(Collected data)

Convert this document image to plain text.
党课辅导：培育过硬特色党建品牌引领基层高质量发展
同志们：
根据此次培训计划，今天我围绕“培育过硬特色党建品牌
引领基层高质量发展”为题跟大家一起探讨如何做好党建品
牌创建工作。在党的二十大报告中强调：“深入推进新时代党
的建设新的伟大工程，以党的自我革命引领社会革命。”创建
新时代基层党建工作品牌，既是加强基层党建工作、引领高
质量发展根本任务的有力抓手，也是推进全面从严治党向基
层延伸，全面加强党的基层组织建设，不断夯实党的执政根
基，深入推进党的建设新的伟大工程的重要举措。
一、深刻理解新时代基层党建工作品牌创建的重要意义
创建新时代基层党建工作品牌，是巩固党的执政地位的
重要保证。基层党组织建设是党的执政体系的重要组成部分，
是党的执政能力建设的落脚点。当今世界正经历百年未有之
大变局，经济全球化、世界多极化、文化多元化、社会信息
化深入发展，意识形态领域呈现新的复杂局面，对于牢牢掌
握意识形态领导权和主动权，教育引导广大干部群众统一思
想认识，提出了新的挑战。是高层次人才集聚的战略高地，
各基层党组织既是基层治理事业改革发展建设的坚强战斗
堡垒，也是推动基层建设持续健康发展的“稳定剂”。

*WHAT IS BEING ASKED:*
Extract all of the data shown above without alteration.

*TASK RESULT:*
Convert this document image to plain text.
党课辅导：培育过硬特色党建品牌引领基层高质量发展
同志们：
根据此次培训计划，今天我围绕“培育过硬特色党建品牌
引领基层高质量发展”为题跟大家一起探讨如何做好党建品
牌创建工作。在党的二十大报告中强调：“深入推进新时代党
的建设新的伟大工程，以党的自我革命引领社会革命。”创建
新时代基层党建工作品牌，既是加强基层党建工作、引领高
质量发展根本任务的有力抓手，也是推进全面从严治党向基
层延伸，全面加强党的基层组织建设，不断夯实党的执政根
基，深入推进党的建设新的伟大工程的重要举措。
一、深刻理解新时代基层党建工作品牌创建的重要意义
创建新时代基层党建工作品牌，是巩固党的执政地位的
重要保证。基层党组织建设是党的执政体系的重要组成部分，
是党的执政能力建设的落脚点。当今世界正经历百年未有之
大变局，经济全球化、世界多极化、文化多元化、社会信息
化深入发展，意识形态领域呈现新的复杂局面，对于牢牢掌
握意识形态领导权和主动权，教育引导广大干部群众统一思
想认识，提出了新的挑战。是高层次人才集聚的战略高地，
各基层党组织既是基层治理事业改革发展建设的坚强战斗
堡垒，也是推动基层建设持续健康发展的“稳定剂”。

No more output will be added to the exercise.